**To do**
Pictures in the data below are not part of the copy; transcribe everything else exactly.

Dataset records on visual material:
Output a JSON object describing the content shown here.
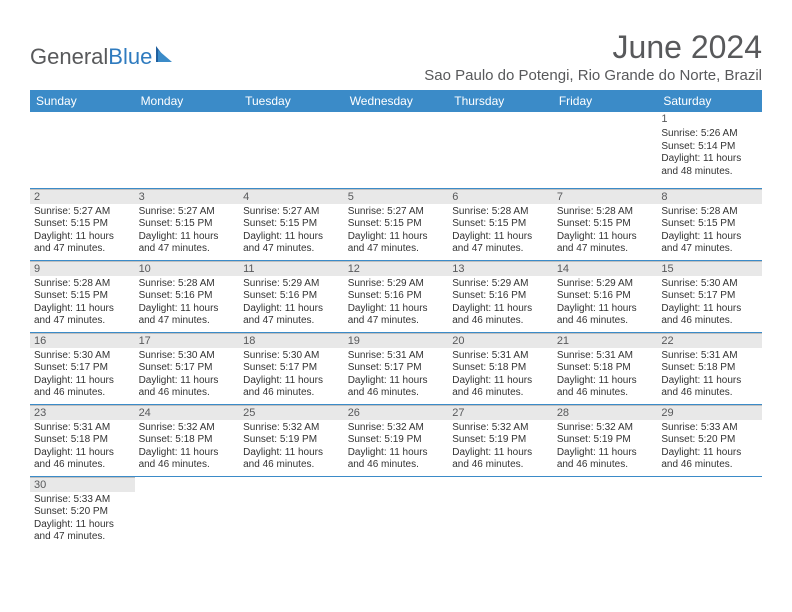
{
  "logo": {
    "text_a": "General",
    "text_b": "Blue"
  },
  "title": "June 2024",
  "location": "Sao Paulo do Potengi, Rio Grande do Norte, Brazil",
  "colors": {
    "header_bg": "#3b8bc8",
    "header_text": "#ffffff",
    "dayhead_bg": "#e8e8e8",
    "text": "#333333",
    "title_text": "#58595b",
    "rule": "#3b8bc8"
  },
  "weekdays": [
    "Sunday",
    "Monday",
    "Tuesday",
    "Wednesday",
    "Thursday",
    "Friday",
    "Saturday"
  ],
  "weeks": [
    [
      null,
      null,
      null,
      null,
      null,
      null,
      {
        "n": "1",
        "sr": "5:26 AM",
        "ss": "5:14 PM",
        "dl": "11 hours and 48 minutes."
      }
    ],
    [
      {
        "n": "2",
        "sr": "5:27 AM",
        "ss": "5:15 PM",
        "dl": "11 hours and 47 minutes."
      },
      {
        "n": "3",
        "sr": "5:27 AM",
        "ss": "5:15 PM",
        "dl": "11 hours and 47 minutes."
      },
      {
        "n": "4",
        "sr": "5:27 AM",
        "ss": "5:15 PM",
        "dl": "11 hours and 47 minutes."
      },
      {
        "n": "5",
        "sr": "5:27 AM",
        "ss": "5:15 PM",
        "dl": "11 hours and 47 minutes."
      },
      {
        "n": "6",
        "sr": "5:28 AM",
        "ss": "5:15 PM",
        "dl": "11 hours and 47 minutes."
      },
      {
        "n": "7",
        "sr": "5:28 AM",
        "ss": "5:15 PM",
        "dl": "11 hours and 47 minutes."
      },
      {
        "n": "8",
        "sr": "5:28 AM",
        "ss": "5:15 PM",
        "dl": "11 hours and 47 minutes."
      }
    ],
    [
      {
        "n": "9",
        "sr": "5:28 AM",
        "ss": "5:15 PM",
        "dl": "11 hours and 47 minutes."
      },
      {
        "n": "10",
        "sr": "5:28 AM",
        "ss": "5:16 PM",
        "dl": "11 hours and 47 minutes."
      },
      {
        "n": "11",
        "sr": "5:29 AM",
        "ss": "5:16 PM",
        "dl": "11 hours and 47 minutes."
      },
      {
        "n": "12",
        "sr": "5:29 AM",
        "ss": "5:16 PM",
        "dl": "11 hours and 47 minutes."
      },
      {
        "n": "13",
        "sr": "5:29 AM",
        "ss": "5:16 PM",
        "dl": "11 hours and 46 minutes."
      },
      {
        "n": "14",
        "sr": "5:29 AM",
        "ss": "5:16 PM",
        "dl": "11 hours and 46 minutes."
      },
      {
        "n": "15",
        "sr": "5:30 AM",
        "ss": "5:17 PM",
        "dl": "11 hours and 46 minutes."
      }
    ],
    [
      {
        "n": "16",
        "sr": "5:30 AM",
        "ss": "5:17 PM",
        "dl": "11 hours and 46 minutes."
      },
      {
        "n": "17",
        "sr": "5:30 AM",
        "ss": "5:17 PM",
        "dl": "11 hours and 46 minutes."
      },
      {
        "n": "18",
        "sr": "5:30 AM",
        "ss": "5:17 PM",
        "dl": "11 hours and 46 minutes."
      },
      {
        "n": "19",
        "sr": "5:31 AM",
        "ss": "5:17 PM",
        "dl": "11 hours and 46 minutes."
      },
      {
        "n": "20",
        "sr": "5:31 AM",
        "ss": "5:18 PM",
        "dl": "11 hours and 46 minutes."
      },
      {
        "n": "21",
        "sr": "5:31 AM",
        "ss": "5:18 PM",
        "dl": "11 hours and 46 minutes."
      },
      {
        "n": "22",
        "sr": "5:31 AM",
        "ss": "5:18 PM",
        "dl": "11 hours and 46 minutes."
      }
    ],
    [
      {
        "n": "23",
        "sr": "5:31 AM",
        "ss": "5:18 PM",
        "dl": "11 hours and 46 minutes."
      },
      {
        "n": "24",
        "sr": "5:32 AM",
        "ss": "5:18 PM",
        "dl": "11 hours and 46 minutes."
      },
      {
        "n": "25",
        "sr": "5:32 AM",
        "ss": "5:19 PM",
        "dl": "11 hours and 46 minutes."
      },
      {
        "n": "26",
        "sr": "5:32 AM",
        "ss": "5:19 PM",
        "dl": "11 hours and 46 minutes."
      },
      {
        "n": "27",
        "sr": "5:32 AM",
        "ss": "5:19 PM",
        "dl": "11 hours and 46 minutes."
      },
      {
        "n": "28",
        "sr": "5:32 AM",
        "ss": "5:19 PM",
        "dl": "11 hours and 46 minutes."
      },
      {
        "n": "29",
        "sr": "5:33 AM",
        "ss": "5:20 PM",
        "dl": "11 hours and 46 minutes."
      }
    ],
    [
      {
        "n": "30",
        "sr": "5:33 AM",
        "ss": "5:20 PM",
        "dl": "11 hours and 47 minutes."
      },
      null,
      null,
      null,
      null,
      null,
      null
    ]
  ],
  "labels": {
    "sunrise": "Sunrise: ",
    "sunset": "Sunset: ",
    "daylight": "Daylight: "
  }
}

**Task output**
Output a JSON object describing the content shown here.
{
  "logo": {
    "text_a": "General",
    "text_b": "Blue"
  },
  "title": "June 2024",
  "location": "Sao Paulo do Potengi, Rio Grande do Norte, Brazil",
  "colors": {
    "header_bg": "#3b8bc8",
    "header_text": "#ffffff",
    "dayhead_bg": "#e8e8e8",
    "text": "#333333",
    "title_text": "#58595b",
    "rule": "#3b8bc8"
  },
  "weekdays": [
    "Sunday",
    "Monday",
    "Tuesday",
    "Wednesday",
    "Thursday",
    "Friday",
    "Saturday"
  ],
  "weeks": [
    [
      null,
      null,
      null,
      null,
      null,
      null,
      {
        "n": "1",
        "sr": "5:26 AM",
        "ss": "5:14 PM",
        "dl": "11 hours and 48 minutes."
      }
    ],
    [
      {
        "n": "2",
        "sr": "5:27 AM",
        "ss": "5:15 PM",
        "dl": "11 hours and 47 minutes."
      },
      {
        "n": "3",
        "sr": "5:27 AM",
        "ss": "5:15 PM",
        "dl": "11 hours and 47 minutes."
      },
      {
        "n": "4",
        "sr": "5:27 AM",
        "ss": "5:15 PM",
        "dl": "11 hours and 47 minutes."
      },
      {
        "n": "5",
        "sr": "5:27 AM",
        "ss": "5:15 PM",
        "dl": "11 hours and 47 minutes."
      },
      {
        "n": "6",
        "sr": "5:28 AM",
        "ss": "5:15 PM",
        "dl": "11 hours and 47 minutes."
      },
      {
        "n": "7",
        "sr": "5:28 AM",
        "ss": "5:15 PM",
        "dl": "11 hours and 47 minutes."
      },
      {
        "n": "8",
        "sr": "5:28 AM",
        "ss": "5:15 PM",
        "dl": "11 hours and 47 minutes."
      }
    ],
    [
      {
        "n": "9",
        "sr": "5:28 AM",
        "ss": "5:15 PM",
        "dl": "11 hours and 47 minutes."
      },
      {
        "n": "10",
        "sr": "5:28 AM",
        "ss": "5:16 PM",
        "dl": "11 hours and 47 minutes."
      },
      {
        "n": "11",
        "sr": "5:29 AM",
        "ss": "5:16 PM",
        "dl": "11 hours and 47 minutes."
      },
      {
        "n": "12",
        "sr": "5:29 AM",
        "ss": "5:16 PM",
        "dl": "11 hours and 47 minutes."
      },
      {
        "n": "13",
        "sr": "5:29 AM",
        "ss": "5:16 PM",
        "dl": "11 hours and 46 minutes."
      },
      {
        "n": "14",
        "sr": "5:29 AM",
        "ss": "5:16 PM",
        "dl": "11 hours and 46 minutes."
      },
      {
        "n": "15",
        "sr": "5:30 AM",
        "ss": "5:17 PM",
        "dl": "11 hours and 46 minutes."
      }
    ],
    [
      {
        "n": "16",
        "sr": "5:30 AM",
        "ss": "5:17 PM",
        "dl": "11 hours and 46 minutes."
      },
      {
        "n": "17",
        "sr": "5:30 AM",
        "ss": "5:17 PM",
        "dl": "11 hours and 46 minutes."
      },
      {
        "n": "18",
        "sr": "5:30 AM",
        "ss": "5:17 PM",
        "dl": "11 hours and 46 minutes."
      },
      {
        "n": "19",
        "sr": "5:31 AM",
        "ss": "5:17 PM",
        "dl": "11 hours and 46 minutes."
      },
      {
        "n": "20",
        "sr": "5:31 AM",
        "ss": "5:18 PM",
        "dl": "11 hours and 46 minutes."
      },
      {
        "n": "21",
        "sr": "5:31 AM",
        "ss": "5:18 PM",
        "dl": "11 hours and 46 minutes."
      },
      {
        "n": "22",
        "sr": "5:31 AM",
        "ss": "5:18 PM",
        "dl": "11 hours and 46 minutes."
      }
    ],
    [
      {
        "n": "23",
        "sr": "5:31 AM",
        "ss": "5:18 PM",
        "dl": "11 hours and 46 minutes."
      },
      {
        "n": "24",
        "sr": "5:32 AM",
        "ss": "5:18 PM",
        "dl": "11 hours and 46 minutes."
      },
      {
        "n": "25",
        "sr": "5:32 AM",
        "ss": "5:19 PM",
        "dl": "11 hours and 46 minutes."
      },
      {
        "n": "26",
        "sr": "5:32 AM",
        "ss": "5:19 PM",
        "dl": "11 hours and 46 minutes."
      },
      {
        "n": "27",
        "sr": "5:32 AM",
        "ss": "5:19 PM",
        "dl": "11 hours and 46 minutes."
      },
      {
        "n": "28",
        "sr": "5:32 AM",
        "ss": "5:19 PM",
        "dl": "11 hours and 46 minutes."
      },
      {
        "n": "29",
        "sr": "5:33 AM",
        "ss": "5:20 PM",
        "dl": "11 hours and 46 minutes."
      }
    ],
    [
      {
        "n": "30",
        "sr": "5:33 AM",
        "ss": "5:20 PM",
        "dl": "11 hours and 47 minutes."
      },
      null,
      null,
      null,
      null,
      null,
      null
    ]
  ],
  "labels": {
    "sunrise": "Sunrise: ",
    "sunset": "Sunset: ",
    "daylight": "Daylight: "
  }
}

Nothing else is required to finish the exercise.